■ Objective:
Copy each line containing the word "title" from the records that follow, please.

■ The input:

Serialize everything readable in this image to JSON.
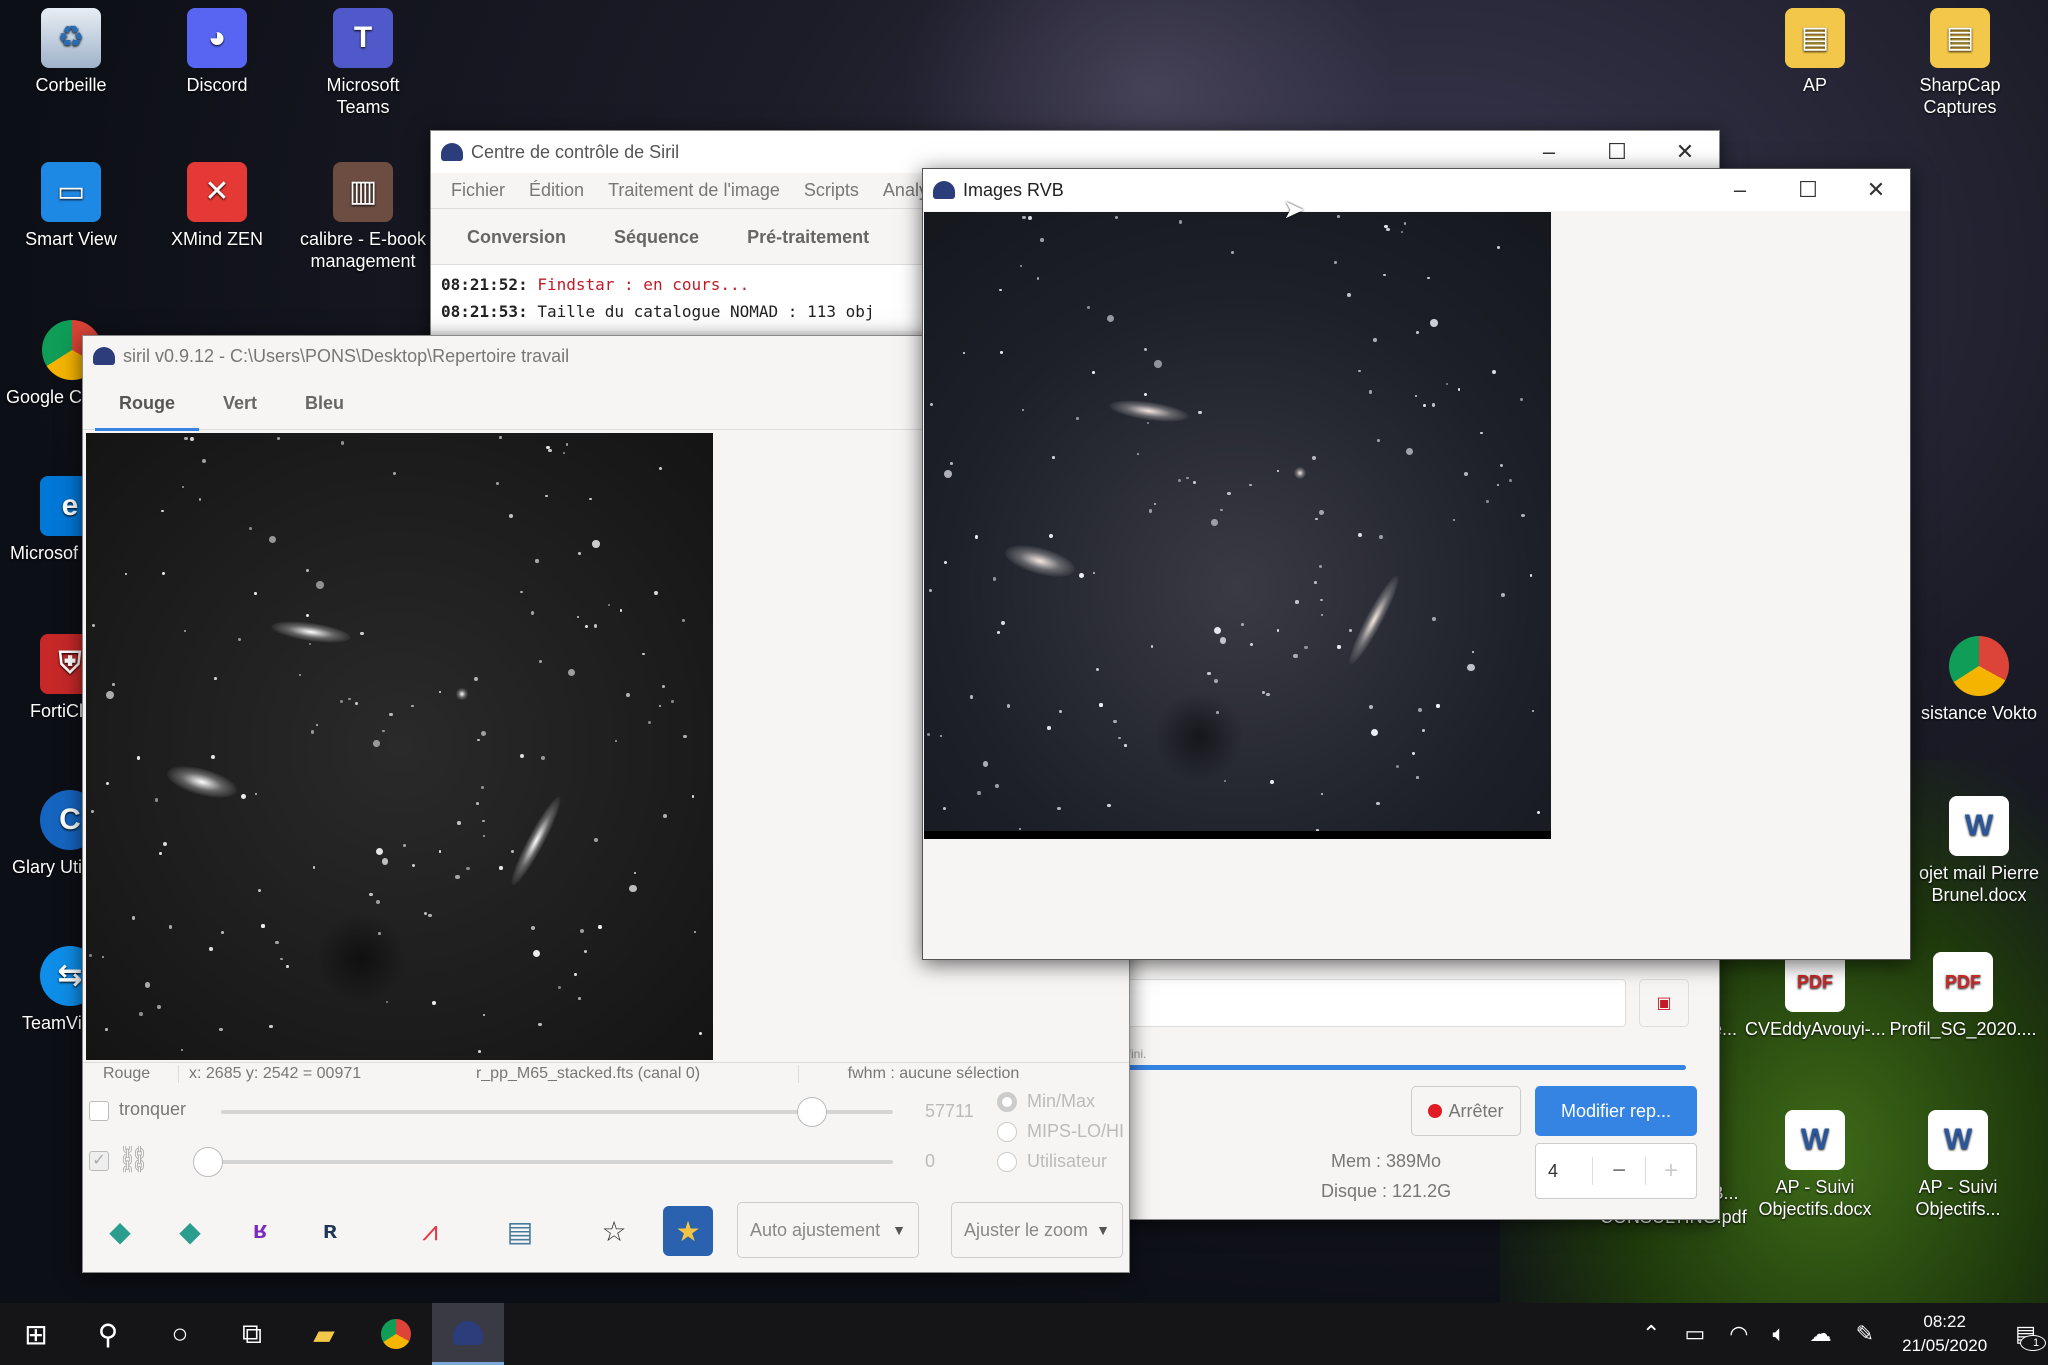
{
  "desktop": {
    "icons_left": [
      {
        "name": "recycle-bin",
        "label": "Corbeille"
      },
      {
        "name": "discord",
        "label": "Discord"
      },
      {
        "name": "teams",
        "label": "Microsoft Teams"
      },
      {
        "name": "smart-view",
        "label": "Smart View"
      },
      {
        "name": "xmind",
        "label": "XMind ZEN"
      },
      {
        "name": "calibre",
        "label": "calibre - E-book management"
      },
      {
        "name": "google-chrome",
        "label": "Google C"
      },
      {
        "name": "microsoft-edge",
        "label": "Microsof"
      },
      {
        "name": "forticlient",
        "label": "FortiCl"
      },
      {
        "name": "glary",
        "label": "Glary Uti"
      },
      {
        "name": "teamviewer",
        "label": "TeamVi"
      }
    ],
    "icons_right": [
      {
        "name": "ap",
        "label": "AP"
      },
      {
        "name": "sharpcap",
        "label": "SharpCap Captures"
      },
      {
        "name": "assistance",
        "label": "sistance Vokto"
      },
      {
        "name": "objet-mail",
        "label": "ojet mail Pierre Brunel.docx"
      },
      {
        "name": "cv",
        "label": "CVEddyAvouyi-..."
      },
      {
        "name": "profil",
        "label": "Profil_SG_2020...."
      },
      {
        "name": "ap-suivi-1",
        "label": "AP - Suivi Objectifs.docx"
      },
      {
        "name": "ap-suivi-2",
        "label": "AP - Suivi Objectifs..."
      },
      {
        "name": "partial-pdf",
        "label": "CONSULTING.pdf"
      },
      {
        "name": "partial-e",
        "label": "e..."
      },
      {
        "name": "partial-b",
        "label": "B..."
      }
    ]
  },
  "control_window": {
    "title": "Centre de contrôle de Siril",
    "menu": [
      "Fichier",
      "Édition",
      "Traitement de l'image",
      "Scripts",
      "Analys"
    ],
    "tabs": [
      "Conversion",
      "Séquence",
      "Pré-traitement"
    ],
    "log": [
      {
        "time": "08:21:52:",
        "text": "Findstar : en cours..."
      },
      {
        "time": "08:21:53:",
        "text": "Taille du catalogue NOMAD : 113 obj"
      }
    ],
    "progress_text": "t fini.",
    "stop_label": "Arrêter",
    "modify_label": "Modifier rep...",
    "mem_label": "Mem : 389Mo",
    "disk_label": "Disque : 121.2G",
    "threads_value": "4",
    "minus": "−",
    "plus": "+"
  },
  "image_window": {
    "title": "siril v0.9.12 - C:\\Users\\PONS\\Desktop\\Repertoire travail",
    "tabs": [
      "Rouge",
      "Vert",
      "Bleu"
    ],
    "status_channel": "Rouge",
    "status_coords": "x: 2685 y: 2542 = 00971",
    "status_file": "r_pp_M65_stacked.fts (canal 0)",
    "status_fwhm": "fwhm : aucune sélection",
    "tronquer_label": "tronquer",
    "high_value": "57711",
    "low_value": "0",
    "radio_minmax": "Min/Max",
    "radio_mips": "MIPS-LO/HI",
    "radio_user": "Utilisateur",
    "auto_adjust": "Auto ajustement",
    "zoom_adjust": "Ajuster le zoom",
    "high_slider_fraction": 0.88,
    "low_slider_fraction": 0.0
  },
  "rgb_window": {
    "title": "Images RVB"
  },
  "taskbar": {
    "time": "08:22",
    "date": "21/05/2020",
    "notification_count": "1"
  }
}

■ Output of the task:
    "title": "Centre de contrôle de Siril",
    "title": "siril v0.9.12 - C:\\Users\\PONS\\Desktop\\Repertoire travail",
    "title": "Images RVB"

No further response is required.